- **Set task**
Copy out all the records exactly.

- **Listing**

——————

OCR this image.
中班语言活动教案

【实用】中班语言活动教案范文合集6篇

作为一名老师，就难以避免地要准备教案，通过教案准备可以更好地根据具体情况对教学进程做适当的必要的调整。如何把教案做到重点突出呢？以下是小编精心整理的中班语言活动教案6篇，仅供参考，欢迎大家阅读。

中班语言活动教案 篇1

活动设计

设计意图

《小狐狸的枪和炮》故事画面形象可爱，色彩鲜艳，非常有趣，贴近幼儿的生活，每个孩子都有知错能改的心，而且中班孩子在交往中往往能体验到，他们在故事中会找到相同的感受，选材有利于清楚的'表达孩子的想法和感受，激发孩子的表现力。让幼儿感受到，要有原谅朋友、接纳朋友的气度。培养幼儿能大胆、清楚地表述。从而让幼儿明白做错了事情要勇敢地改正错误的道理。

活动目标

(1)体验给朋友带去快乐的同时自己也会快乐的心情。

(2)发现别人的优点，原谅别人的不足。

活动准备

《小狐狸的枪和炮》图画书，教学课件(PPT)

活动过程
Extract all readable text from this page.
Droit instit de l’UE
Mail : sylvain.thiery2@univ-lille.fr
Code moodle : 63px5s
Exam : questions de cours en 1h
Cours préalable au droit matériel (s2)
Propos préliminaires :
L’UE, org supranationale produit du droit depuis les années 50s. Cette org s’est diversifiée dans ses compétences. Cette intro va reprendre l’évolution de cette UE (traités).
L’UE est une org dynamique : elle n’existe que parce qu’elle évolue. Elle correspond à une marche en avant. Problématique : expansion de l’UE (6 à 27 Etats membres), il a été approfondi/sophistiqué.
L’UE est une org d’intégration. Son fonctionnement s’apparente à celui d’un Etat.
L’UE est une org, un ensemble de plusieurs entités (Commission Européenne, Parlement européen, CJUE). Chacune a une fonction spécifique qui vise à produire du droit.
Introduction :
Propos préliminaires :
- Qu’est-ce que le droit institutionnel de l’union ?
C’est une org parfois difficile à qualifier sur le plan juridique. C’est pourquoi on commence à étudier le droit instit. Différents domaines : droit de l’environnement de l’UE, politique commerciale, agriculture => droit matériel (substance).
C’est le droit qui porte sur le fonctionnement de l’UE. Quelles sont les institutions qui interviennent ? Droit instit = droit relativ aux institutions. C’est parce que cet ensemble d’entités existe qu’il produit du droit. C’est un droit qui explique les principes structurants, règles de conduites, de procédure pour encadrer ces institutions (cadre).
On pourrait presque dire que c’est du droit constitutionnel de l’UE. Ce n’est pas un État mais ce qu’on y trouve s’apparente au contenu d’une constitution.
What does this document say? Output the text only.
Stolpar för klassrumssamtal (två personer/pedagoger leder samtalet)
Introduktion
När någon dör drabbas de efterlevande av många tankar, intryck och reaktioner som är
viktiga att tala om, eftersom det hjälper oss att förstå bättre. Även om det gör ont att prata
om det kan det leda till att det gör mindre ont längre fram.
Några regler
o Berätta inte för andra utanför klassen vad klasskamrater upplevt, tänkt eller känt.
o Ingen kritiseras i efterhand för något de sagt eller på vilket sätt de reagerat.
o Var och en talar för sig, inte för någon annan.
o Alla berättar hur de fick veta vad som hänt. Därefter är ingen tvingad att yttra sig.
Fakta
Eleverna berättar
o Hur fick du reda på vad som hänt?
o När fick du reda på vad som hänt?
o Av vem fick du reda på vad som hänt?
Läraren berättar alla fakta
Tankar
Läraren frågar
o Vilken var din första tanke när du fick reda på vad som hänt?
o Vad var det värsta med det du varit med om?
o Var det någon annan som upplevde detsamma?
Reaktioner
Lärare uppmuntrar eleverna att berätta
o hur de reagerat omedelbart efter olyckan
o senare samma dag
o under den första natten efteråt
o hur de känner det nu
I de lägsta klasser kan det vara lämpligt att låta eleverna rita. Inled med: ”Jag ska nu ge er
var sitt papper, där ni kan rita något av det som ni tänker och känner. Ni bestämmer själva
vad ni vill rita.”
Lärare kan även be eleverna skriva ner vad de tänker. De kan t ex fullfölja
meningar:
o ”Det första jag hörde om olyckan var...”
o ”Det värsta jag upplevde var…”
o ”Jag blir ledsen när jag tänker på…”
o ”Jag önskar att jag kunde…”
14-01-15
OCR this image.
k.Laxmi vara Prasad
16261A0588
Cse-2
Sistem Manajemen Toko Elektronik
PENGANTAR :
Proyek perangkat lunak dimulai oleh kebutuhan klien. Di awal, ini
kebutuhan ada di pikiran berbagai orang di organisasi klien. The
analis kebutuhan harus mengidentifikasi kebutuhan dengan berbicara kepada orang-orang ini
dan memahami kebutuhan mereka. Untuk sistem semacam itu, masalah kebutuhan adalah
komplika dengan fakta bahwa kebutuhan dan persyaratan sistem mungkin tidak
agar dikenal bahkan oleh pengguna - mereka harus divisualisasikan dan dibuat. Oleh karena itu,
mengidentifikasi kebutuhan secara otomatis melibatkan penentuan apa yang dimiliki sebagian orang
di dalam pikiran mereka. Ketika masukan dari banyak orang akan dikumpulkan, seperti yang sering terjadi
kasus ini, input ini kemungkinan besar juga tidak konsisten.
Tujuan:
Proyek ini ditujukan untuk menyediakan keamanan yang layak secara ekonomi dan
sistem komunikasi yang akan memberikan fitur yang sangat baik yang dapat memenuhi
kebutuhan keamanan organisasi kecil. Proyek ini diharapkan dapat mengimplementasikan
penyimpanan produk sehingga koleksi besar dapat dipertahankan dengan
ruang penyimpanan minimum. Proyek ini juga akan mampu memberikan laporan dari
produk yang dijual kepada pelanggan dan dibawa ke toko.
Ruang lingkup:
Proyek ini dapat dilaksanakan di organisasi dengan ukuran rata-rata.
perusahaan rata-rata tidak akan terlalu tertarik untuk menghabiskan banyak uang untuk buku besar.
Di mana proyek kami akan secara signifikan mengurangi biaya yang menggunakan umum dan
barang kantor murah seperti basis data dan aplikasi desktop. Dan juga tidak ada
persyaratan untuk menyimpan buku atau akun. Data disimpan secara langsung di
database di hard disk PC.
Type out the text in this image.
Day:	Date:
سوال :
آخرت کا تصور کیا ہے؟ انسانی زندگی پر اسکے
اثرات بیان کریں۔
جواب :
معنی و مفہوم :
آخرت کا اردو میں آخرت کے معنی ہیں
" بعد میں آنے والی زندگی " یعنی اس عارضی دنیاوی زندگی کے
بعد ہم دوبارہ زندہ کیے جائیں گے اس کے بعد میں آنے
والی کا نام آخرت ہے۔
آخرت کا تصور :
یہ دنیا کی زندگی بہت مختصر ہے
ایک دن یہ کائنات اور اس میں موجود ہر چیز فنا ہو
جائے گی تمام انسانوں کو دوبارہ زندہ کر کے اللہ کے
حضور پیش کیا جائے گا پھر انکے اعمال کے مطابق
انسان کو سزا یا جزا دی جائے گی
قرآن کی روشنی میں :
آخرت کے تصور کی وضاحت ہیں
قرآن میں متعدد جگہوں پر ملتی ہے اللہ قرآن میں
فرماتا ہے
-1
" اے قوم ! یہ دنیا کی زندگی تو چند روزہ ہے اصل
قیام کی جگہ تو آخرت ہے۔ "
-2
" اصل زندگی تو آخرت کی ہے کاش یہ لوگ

——————

- **Solution to this problem**
OCR this image.
中班语言活动教案

【实用】中班语言活动教案范文合集6篇

作为一名老师，就难以避免地要准备教案，通过教案准备可以更好地根据具体情况对教学进程做适当的必要的调整。如何把教案做到重点突出呢？以下是小编精心整理的中班语言活动教案6篇，仅供参考，欢迎大家阅读。

中班语言活动教案 篇1

活动设计

设计意图

《小狐狸的枪和炮》故事画面形象可爱，色彩鲜艳，非常有趣，贴近幼儿的生活，每个孩子都有知错能改的心，而且中班孩子在交往中往往能体验到，他们在故事中会找到相同的感受，选材有利于清楚的'表达孩子的想法和感受，激发孩子的表现力。让幼儿感受到，要有原谅朋友、接纳朋友的气度。培养幼儿能大胆、清楚地表述。从而让幼儿明白做错了事情要勇敢地改正错误的道理。

活动目标

(1)体验给朋友带去快乐的同时自己也会快乐的心情。

(2)发现别人的优点，原谅别人的不足。

活动准备

《小狐狸的枪和炮》图画书，教学课件(PPT)

活动过程
Extract all readable text from this page.
Droit instit de l’UE
Mail : sylvain.thiery2@univ-lille.fr
Code moodle : 63px5s
Exam : questions de cours en 1h
Cours préalable au droit matériel (s2)
Propos préliminaires :
L’UE, org supranationale produit du droit depuis les années 50s. Cette org s’est diversifiée dans ses compétences. Cette intro va reprendre l’évolution de cette UE (traités).
L’UE est une org dynamique : elle n’existe que parce qu’elle évolue. Elle correspond à une marche en avant. Problématique : expansion de l’UE (6 à 27 Etats membres), il a été approfondi/sophistiqué.
L’UE est une org d’intégration. Son fonctionnement s’apparente à celui d’un Etat.
L’UE est une org, un ensemble de plusieurs entités (Commission Européenne, Parlement européen, CJUE). Chacune a une fonction spécifique qui vise à produire du droit.
Introduction :
Propos préliminaires :
- Qu’est-ce que le droit institutionnel de l’union ?
C’est une org parfois difficile à qualifier sur le plan juridique. C’est pourquoi on commence à étudier le droit instit. Différents domaines : droit de l’environnement de l’UE, politique commerciale, agriculture => droit matériel (substance).
C’est le droit qui porte sur le fonctionnement de l’UE. Quelles sont les institutions qui interviennent ? Droit instit = droit relativ aux institutions. C’est parce que cet ensemble d’entités existe qu’il produit du droit. C’est un droit qui explique les principes structurants, règles de conduites, de procédure pour encadrer ces institutions (cadre).
On pourrait presque dire que c’est du droit constitutionnel de l’UE. Ce n’est pas un État mais ce qu’on y trouve s’apparente au contenu d’une constitution.
What does this document say? Output the text only.
Stolpar för klassrumssamtal (två personer/pedagoger leder samtalet)
Introduktion
När någon dör drabbas de efterlevande av många tankar, intryck och reaktioner som är
viktiga att tala om, eftersom det hjälper oss att förstå bättre. Även om det gör ont att prata
om det kan det leda till att det gör mindre ont längre fram.
Några regler
o Berätta inte för andra utanför klassen vad klasskamrater upplevt, tänkt eller känt.
o Ingen kritiseras i efterhand för något de sagt eller på vilket sätt de reagerat.
o Var och en talar för sig, inte för någon annan.
o Alla berättar hur de fick veta vad som hänt. Därefter är ingen tvingad att yttra sig.
Fakta
Eleverna berättar
o Hur fick du reda på vad som hänt?
o När fick du reda på vad som hänt?
o Av vem fick du reda på vad som hänt?
Läraren berättar alla fakta
Tankar
Läraren frågar
o Vilken var din första tanke när du fick reda på vad som hänt?
o Vad var det värsta med det du varit med om?
o Var det någon annan som upplevde detsamma?
Reaktioner
Lärare uppmuntrar eleverna att berätta
o hur de reagerat omedelbart efter olyckan
o senare samma dag
o under den första natten efteråt
o hur de känner det nu
I de lägsta klasser kan det vara lämpligt att låta eleverna rita. Inled med: ”Jag ska nu ge er
var sitt papper, där ni kan rita något av det som ni tänker och känner. Ni bestämmer själva
vad ni vill rita.”
Lärare kan även be eleverna skriva ner vad de tänker. De kan t ex fullfölja
meningar:
o ”Det första jag hörde om olyckan var...”
o ”Det värsta jag upplevde var…”
o ”Jag blir ledsen när jag tänker på…”
o ”Jag önskar att jag kunde…”
14-01-15
OCR this image.
k.Laxmi vara Prasad
16261A0588
Cse-2
Sistem Manajemen Toko Elektronik
PENGANTAR :
Proyek perangkat lunak dimulai oleh kebutuhan klien. Di awal, ini
kebutuhan ada di pikiran berbagai orang di organisasi klien. The
analis kebutuhan harus mengidentifikasi kebutuhan dengan berbicara kepada orang-orang ini
dan memahami kebutuhan mereka. Untuk sistem semacam itu, masalah kebutuhan adalah
komplika dengan fakta bahwa kebutuhan dan persyaratan sistem mungkin tidak
agar dikenal bahkan oleh pengguna - mereka harus divisualisasikan dan dibuat. Oleh karena itu,
mengidentifikasi kebutuhan secara otomatis melibatkan penentuan apa yang dimiliki sebagian orang
di dalam pikiran mereka. Ketika masukan dari banyak orang akan dikumpulkan, seperti yang sering terjadi
kasus ini, input ini kemungkinan besar juga tidak konsisten.
Tujuan:
Proyek ini ditujukan untuk menyediakan keamanan yang layak secara ekonomi dan
sistem komunikasi yang akan memberikan fitur yang sangat baik yang dapat memenuhi
kebutuhan keamanan organisasi kecil. Proyek ini diharapkan dapat mengimplementasikan
penyimpanan produk sehingga koleksi besar dapat dipertahankan dengan
ruang penyimpanan minimum. Proyek ini juga akan mampu memberikan laporan dari
produk yang dijual kepada pelanggan dan dibawa ke toko.
Ruang lingkup:
Proyek ini dapat dilaksanakan di organisasi dengan ukuran rata-rata.
perusahaan rata-rata tidak akan terlalu tertarik untuk menghabiskan banyak uang untuk buku besar.
Di mana proyek kami akan secara signifikan mengurangi biaya yang menggunakan umum dan
barang kantor murah seperti basis data dan aplikasi desktop. Dan juga tidak ada
persyaratan untuk menyimpan buku atau akun. Data disimpan secara langsung di
database di hard disk PC.
Type out the text in this image.
Day:	Date:
سوال :
آخرت کا تصور کیا ہے؟ انسانی زندگی پر اسکے
اثرات بیان کریں۔
جواب :
معنی و مفہوم :
آخرت کا اردو میں آخرت کے معنی ہیں
" بعد میں آنے والی زندگی " یعنی اس عارضی دنیاوی زندگی کے
بعد ہم دوبارہ زندہ کیے جائیں گے اس کے بعد میں آنے
والی کا نام آخرت ہے۔
آخرت کا تصور :
یہ دنیا کی زندگی بہت مختصر ہے
ایک دن یہ کائنات اور اس میں موجود ہر چیز فنا ہو
جائے گی تمام انسانوں کو دوبارہ زندہ کر کے اللہ کے
حضور پیش کیا جائے گا پھر انکے اعمال کے مطابق
انسان کو سزا یا جزا دی جائے گی
قرآن کی روشنی میں :
آخرت کے تصور کی وضاحت ہیں
قرآن میں متعدد جگہوں پر ملتی ہے اللہ قرآن میں
فرماتا ہے
-1
" اے قوم ! یہ دنیا کی زندگی تو چند روزہ ہے اصل
قیام کی جگہ تو آخرت ہے۔ "
-2
" اصل زندگی تو آخرت کی ہے کاش یہ لوگ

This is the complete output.